§ Data supplied

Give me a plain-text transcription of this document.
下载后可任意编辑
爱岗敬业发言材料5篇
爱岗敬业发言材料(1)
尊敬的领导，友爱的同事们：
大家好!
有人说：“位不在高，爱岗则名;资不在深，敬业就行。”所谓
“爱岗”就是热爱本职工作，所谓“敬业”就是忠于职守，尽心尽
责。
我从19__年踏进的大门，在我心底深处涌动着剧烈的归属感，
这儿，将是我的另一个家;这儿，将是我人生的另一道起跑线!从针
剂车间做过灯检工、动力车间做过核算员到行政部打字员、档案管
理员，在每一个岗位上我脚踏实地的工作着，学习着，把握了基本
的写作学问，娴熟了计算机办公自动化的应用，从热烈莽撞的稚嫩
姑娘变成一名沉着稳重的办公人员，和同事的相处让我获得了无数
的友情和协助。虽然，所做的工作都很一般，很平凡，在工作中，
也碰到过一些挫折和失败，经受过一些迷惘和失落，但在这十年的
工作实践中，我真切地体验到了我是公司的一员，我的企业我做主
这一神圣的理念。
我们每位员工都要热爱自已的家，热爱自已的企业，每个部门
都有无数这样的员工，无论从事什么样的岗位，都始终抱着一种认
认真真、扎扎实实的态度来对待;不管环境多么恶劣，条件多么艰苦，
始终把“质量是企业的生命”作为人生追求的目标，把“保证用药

§ Task goal
Write out the full listing, keeping every line exactly as it is.

§ Task answer
Give me a plain-text transcription of this document.
下载后可任意编辑
爱岗敬业发言材料5篇
爱岗敬业发言材料(1)
尊敬的领导，友爱的同事们：
大家好!
有人说：“位不在高，爱岗则名;资不在深，敬业就行。”所谓
“爱岗”就是热爱本职工作，所谓“敬业”就是忠于职守，尽心尽
责。
我从19__年踏进的大门，在我心底深处涌动着剧烈的归属感，
这儿，将是我的另一个家;这儿，将是我人生的另一道起跑线!从针
剂车间做过灯检工、动力车间做过核算员到行政部打字员、档案管
理员，在每一个岗位上我脚踏实地的工作着，学习着，把握了基本
的写作学问，娴熟了计算机办公自动化的应用，从热烈莽撞的稚嫩
姑娘变成一名沉着稳重的办公人员，和同事的相处让我获得了无数
的友情和协助。虽然，所做的工作都很一般，很平凡，在工作中，
也碰到过一些挫折和失败，经受过一些迷惘和失落，但在这十年的
工作实践中，我真切地体验到了我是公司的一员，我的企业我做主
这一神圣的理念。
我们每位员工都要热爱自已的家，热爱自已的企业，每个部门
都有无数这样的员工，无论从事什么样的岗位，都始终抱着一种认
认真真、扎扎实实的态度来对待;不管环境多么恶劣，条件多么艰苦，
始终把“质量是企业的生命”作为人生追求的目标，把“保证用药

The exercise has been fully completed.